Required work ->
Can you write out the whole listing exactly?

- - - - - - -

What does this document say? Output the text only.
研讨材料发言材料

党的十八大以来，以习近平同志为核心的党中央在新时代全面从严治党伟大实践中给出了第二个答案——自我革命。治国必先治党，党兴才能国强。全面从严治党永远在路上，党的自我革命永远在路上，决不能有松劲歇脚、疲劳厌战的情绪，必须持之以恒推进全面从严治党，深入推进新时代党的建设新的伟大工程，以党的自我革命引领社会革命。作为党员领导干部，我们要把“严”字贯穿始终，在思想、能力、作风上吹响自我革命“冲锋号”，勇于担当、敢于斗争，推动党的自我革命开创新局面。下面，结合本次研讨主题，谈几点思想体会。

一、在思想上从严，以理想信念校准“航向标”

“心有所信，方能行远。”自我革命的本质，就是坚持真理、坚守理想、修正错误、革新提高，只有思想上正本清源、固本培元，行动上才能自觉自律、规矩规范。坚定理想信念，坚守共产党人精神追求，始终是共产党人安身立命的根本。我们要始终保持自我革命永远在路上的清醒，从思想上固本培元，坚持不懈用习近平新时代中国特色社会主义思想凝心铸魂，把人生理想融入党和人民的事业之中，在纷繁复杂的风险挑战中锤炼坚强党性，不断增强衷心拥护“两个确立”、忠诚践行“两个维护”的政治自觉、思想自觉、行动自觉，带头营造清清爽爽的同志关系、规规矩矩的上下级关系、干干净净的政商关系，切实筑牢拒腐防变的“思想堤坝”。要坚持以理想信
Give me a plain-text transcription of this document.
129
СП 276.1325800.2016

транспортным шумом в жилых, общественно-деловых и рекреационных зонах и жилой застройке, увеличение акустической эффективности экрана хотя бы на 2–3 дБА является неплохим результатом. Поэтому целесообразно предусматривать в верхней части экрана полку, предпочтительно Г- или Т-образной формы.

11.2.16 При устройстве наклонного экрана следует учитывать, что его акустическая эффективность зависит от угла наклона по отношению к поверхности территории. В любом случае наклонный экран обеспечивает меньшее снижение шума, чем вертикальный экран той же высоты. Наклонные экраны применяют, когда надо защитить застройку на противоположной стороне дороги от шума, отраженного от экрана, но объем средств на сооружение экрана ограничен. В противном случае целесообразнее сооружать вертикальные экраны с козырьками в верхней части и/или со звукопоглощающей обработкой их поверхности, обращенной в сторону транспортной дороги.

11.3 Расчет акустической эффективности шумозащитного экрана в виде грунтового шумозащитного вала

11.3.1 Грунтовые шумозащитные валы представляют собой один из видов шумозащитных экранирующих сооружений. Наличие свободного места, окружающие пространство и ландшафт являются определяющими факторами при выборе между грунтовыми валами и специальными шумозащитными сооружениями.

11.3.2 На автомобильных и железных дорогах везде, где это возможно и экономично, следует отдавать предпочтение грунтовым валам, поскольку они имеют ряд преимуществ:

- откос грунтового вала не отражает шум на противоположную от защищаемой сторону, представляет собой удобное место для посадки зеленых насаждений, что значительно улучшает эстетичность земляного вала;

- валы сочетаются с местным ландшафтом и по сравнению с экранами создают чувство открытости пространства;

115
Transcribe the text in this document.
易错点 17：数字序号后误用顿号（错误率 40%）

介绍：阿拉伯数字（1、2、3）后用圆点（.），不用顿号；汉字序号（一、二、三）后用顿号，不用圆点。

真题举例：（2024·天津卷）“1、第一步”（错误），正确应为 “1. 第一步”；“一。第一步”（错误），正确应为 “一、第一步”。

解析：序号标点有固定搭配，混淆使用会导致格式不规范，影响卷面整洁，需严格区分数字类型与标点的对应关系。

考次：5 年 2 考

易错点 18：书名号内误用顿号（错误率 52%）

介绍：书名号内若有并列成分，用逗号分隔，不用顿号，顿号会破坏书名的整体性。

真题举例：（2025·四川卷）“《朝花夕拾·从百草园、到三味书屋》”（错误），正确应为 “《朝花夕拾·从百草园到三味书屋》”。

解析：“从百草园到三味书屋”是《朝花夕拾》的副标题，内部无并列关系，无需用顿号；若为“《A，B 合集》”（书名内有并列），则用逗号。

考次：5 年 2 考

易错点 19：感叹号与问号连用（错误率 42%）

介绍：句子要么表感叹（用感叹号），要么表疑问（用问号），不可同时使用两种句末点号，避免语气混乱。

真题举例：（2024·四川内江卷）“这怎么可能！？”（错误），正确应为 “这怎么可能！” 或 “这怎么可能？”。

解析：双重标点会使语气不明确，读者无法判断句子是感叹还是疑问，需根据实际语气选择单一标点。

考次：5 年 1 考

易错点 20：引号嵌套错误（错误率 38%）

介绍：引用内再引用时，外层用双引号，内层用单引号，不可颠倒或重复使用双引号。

- - - - - - -

Exercise answer ->
What does this document say? Output the text only.
研讨材料发言材料

党的十八大以来，以习近平同志为核心的党中央在新时代全面从严治党伟大实践中给出了第二个答案——自我革命。治国必先治党，党兴才能国强。全面从严治党永远在路上，党的自我革命永远在路上，决不能有松劲歇脚、疲劳厌战的情绪，必须持之以恒推进全面从严治党，深入推进新时代党的建设新的伟大工程，以党的自我革命引领社会革命。作为党员领导干部，我们要把“严”字贯穿始终，在思想、能力、作风上吹响自我革命“冲锋号”，勇于担当、敢于斗争，推动党的自我革命开创新局面。下面，结合本次研讨主题，谈几点思想体会。

一、在思想上从严，以理想信念校准“航向标”

“心有所信，方能行远。”自我革命的本质，就是坚持真理、坚守理想、修正错误、革新提高，只有思想上正本清源、固本培元，行动上才能自觉自律、规矩规范。坚定理想信念，坚守共产党人精神追求，始终是共产党人安身立命的根本。我们要始终保持自我革命永远在路上的清醒，从思想上固本培元，坚持不懈用习近平新时代中国特色社会主义思想凝心铸魂，把人生理想融入党和人民的事业之中，在纷繁复杂的风险挑战中锤炼坚强党性，不断增强衷心拥护“两个确立”、忠诚践行“两个维护”的政治自觉、思想自觉、行动自觉，带头营造清清爽爽的同志关系、规规矩矩的上下级关系、干干净净的政商关系，切实筑牢拒腐防变的“思想堤坝”。要坚持以理想信
Give me a plain-text transcription of this document.
129
СП 276.1325800.2016

транспортным шумом в жилых, общественно-деловых и рекреационных зонах и жилой застройке, увеличение акустической эффективности экрана хотя бы на 2–3 дБА является неплохим результатом. Поэтому целесообразно предусматривать в верхней части экрана полку, предпочтительно Г- или Т-образной формы.

11.2.16 При устройстве наклонного экрана следует учитывать, что его акустическая эффективность зависит от угла наклона по отношению к поверхности территории. В любом случае наклонный экран обеспечивает меньшее снижение шума, чем вертикальный экран той же высоты. Наклонные экраны применяют, когда надо защитить застройку на противоположной стороне дороги от шума, отраженного от экрана, но объем средств на сооружение экрана ограничен. В противном случае целесообразнее сооружать вертикальные экраны с козырьками в верхней части и/или со звукопоглощающей обработкой их поверхности, обращенной в сторону транспортной дороги.

11.3 Расчет акустической эффективности шумозащитного экрана в виде грунтового шумозащитного вала

11.3.1 Грунтовые шумозащитные валы представляют собой один из видов шумозащитных экранирующих сооружений. Наличие свободного места, окружающие пространство и ландшафт являются определяющими факторами при выборе между грунтовыми валами и специальными шумозащитными сооружениями.

11.3.2 На автомобильных и железных дорогах везде, где это возможно и экономично, следует отдавать предпочтение грунтовым валам, поскольку они имеют ряд преимуществ:

- откос грунтового вала не отражает шум на противоположную от защищаемой сторону, представляет собой удобное место для посадки зеленых насаждений, что значительно улучшает эстетичность земляного вала;

- валы сочетаются с местным ландшафтом и по сравнению с экранами создают чувство открытости пространства;

115
Transcribe the text in this document.
易错点 17：数字序号后误用顿号（错误率 40%）

介绍：阿拉伯数字（1、2、3）后用圆点（.），不用顿号；汉字序号（一、二、三）后用顿号，不用圆点。

真题举例：（2024·天津卷）“1、第一步”（错误），正确应为 “1. 第一步”；“一。第一步”（错误），正确应为 “一、第一步”。

解析：序号标点有固定搭配，混淆使用会导致格式不规范，影响卷面整洁，需严格区分数字类型与标点的对应关系。

考次：5 年 2 考

易错点 18：书名号内误用顿号（错误率 52%）

介绍：书名号内若有并列成分，用逗号分隔，不用顿号，顿号会破坏书名的整体性。

真题举例：（2025·四川卷）“《朝花夕拾·从百草园、到三味书屋》”（错误），正确应为 “《朝花夕拾·从百草园到三味书屋》”。

解析：“从百草园到三味书屋”是《朝花夕拾》的副标题，内部无并列关系，无需用顿号；若为“《A，B 合集》”（书名内有并列），则用逗号。

考次：5 年 2 考

易错点 19：感叹号与问号连用（错误率 42%）

介绍：句子要么表感叹（用感叹号），要么表疑问（用问号），不可同时使用两种句末点号，避免语气混乱。

真题举例：（2024·四川内江卷）“这怎么可能！？”（错误），正确应为 “这怎么可能！” 或 “这怎么可能？”。

解析：双重标点会使语气不明确，读者无法判断句子是感叹还是疑问，需根据实际语气选择单一标点。

考次：5 年 1 考

易错点 20：引号嵌套错误（错误率 38%）

介绍：引用内再引用时，外层用双引号，内层用单引号，不可颠倒或重复使用双引号。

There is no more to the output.